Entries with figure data
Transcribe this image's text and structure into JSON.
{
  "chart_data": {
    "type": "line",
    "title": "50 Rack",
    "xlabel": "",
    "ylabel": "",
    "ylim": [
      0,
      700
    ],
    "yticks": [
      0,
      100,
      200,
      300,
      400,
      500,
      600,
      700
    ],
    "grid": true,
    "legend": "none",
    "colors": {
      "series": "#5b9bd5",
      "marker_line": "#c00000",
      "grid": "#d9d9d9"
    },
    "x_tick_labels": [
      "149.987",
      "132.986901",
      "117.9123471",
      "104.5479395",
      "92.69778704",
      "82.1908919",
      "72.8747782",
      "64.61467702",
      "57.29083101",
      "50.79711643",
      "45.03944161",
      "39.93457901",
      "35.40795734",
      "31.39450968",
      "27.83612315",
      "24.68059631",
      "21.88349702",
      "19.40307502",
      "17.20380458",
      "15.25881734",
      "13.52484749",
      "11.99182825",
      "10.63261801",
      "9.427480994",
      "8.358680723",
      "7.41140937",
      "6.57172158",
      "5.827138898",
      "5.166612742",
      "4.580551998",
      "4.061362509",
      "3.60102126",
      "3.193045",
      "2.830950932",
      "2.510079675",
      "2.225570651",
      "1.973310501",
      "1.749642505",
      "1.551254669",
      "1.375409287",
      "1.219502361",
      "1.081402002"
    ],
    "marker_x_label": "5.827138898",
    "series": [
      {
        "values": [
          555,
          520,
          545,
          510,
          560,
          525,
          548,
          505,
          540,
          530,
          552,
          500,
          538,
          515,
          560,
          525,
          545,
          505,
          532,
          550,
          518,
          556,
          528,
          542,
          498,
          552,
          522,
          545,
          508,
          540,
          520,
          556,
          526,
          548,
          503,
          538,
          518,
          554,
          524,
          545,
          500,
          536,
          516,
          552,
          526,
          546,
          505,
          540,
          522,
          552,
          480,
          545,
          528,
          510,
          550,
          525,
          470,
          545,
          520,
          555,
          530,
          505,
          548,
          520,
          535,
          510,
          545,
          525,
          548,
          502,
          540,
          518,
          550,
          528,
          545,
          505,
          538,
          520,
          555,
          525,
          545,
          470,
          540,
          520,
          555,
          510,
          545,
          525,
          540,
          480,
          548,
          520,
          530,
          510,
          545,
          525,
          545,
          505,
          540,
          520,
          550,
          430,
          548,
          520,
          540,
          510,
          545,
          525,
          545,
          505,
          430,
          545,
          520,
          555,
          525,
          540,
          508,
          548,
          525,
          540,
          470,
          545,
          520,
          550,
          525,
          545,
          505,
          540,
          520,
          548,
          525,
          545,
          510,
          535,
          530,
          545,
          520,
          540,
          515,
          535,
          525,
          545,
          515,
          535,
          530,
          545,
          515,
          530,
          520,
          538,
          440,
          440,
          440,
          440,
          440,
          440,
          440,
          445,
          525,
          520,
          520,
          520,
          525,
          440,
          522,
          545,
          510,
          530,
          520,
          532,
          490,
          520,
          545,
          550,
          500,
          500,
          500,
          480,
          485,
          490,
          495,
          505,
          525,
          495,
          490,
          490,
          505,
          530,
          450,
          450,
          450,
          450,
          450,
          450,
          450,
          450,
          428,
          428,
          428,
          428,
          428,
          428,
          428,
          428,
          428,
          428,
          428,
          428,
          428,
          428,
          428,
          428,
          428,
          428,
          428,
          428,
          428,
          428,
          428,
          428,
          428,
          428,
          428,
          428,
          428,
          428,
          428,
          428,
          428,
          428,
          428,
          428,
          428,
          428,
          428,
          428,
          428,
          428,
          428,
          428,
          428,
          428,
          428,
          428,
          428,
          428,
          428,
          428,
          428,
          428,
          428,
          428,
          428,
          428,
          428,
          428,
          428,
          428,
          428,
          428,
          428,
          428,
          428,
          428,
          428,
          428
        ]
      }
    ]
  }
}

What the task asks
Return all the data exactly as given.

Response to this task
Transcribe this image's text and structure into JSON.
{
  "chart_data": {
    "type": "line",
    "title": "50 Rack",
    "xlabel": "",
    "ylabel": "",
    "ylim": [
      0,
      700
    ],
    "yticks": [
      0,
      100,
      200,
      300,
      400,
      500,
      600,
      700
    ],
    "grid": true,
    "legend": "none",
    "colors": {
      "series": "#5b9bd5",
      "marker_line": "#c00000",
      "grid": "#d9d9d9"
    },
    "x_tick_labels": [
      "149.987",
      "132.986901",
      "117.9123471",
      "104.5479395",
      "92.69778704",
      "82.1908919",
      "72.8747782",
      "64.61467702",
      "57.29083101",
      "50.79711643",
      "45.03944161",
      "39.93457901",
      "35.40795734",
      "31.39450968",
      "27.83612315",
      "24.68059631",
      "21.88349702",
      "19.40307502",
      "17.20380458",
      "15.25881734",
      "13.52484749",
      "11.99182825",
      "10.63261801",
      "9.427480994",
      "8.358680723",
      "7.41140937",
      "6.57172158",
      "5.827138898",
      "5.166612742",
      "4.580551998",
      "4.061362509",
      "3.60102126",
      "3.193045",
      "2.830950932",
      "2.510079675",
      "2.225570651",
      "1.973310501",
      "1.749642505",
      "1.551254669",
      "1.375409287",
      "1.219502361",
      "1.081402002"
    ],
    "marker_x_label": "5.827138898",
    "series": [
      {
        "values": [
          555,
          520,
          545,
          510,
          560,
          525,
          548,
          505,
          540,
          530,
          552,
          500,
          538,
          515,
          560,
          525,
          545,
          505,
          532,
          550,
          518,
          556,
          528,
          542,
          498,
          552,
          522,
          545,
          508,
          540,
          520,
          556,
          526,
          548,
          503,
          538,
          518,
          554,
          524,
          545,
          500,
          536,
          516,
          552,
          526,
          546,
          505,
          540,
          522,
          552,
          480,
          545,
          528,
          510,
          550,
          525,
          470,
          545,
          520,
          555,
          530,
          505,
          548,
          520,
          535,
          510,
          545,
          525,
          548,
          502,
          540,
          518,
          550,
          528,
          545,
          505,
          538,
          520,
          555,
          525,
          545,
          470,
          540,
          520,
          555,
          510,
          545,
          525,
          540,
          480,
          548,
          520,
          530,
          510,
          545,
          525,
          545,
          505,
          540,
          520,
          550,
          430,
          548,
          520,
          540,
          510,
          545,
          525,
          545,
          505,
          430,
          545,
          520,
          555,
          525,
          540,
          508,
          548,
          525,
          540,
          470,
          545,
          520,
          550,
          525,
          545,
          505,
          540,
          520,
          548,
          525,
          545,
          510,
          535,
          530,
          545,
          520,
          540,
          515,
          535,
          525,
          545,
          515,
          535,
          530,
          545,
          515,
          530,
          520,
          538,
          440,
          440,
          440,
          440,
          440,
          440,
          440,
          445,
          525,
          520,
          520,
          520,
          525,
          440,
          522,
          545,
          510,
          530,
          520,
          532,
          490,
          520,
          545,
          550,
          500,
          500,
          500,
          480,
          485,
          490,
          495,
          505,
          525,
          495,
          490,
          490,
          505,
          530,
          450,
          450,
          450,
          450,
          450,
          450,
          450,
          450,
          428,
          428,
          428,
          428,
          428,
          428,
          428,
          428,
          428,
          428,
          428,
          428,
          428,
          428,
          428,
          428,
          428,
          428,
          428,
          428,
          428,
          428,
          428,
          428,
          428,
          428,
          428,
          428,
          428,
          428,
          428,
          428,
          428,
          428,
          428,
          428,
          428,
          428,
          428,
          428,
          428,
          428,
          428,
          428,
          428,
          428,
          428,
          428,
          428,
          428,
          428,
          428,
          428,
          428,
          428,
          428,
          428,
          428,
          428,
          428,
          428,
          428,
          428,
          428,
          428,
          428,
          428,
          428,
          428,
          428
        ]
      }
    ]
  }
}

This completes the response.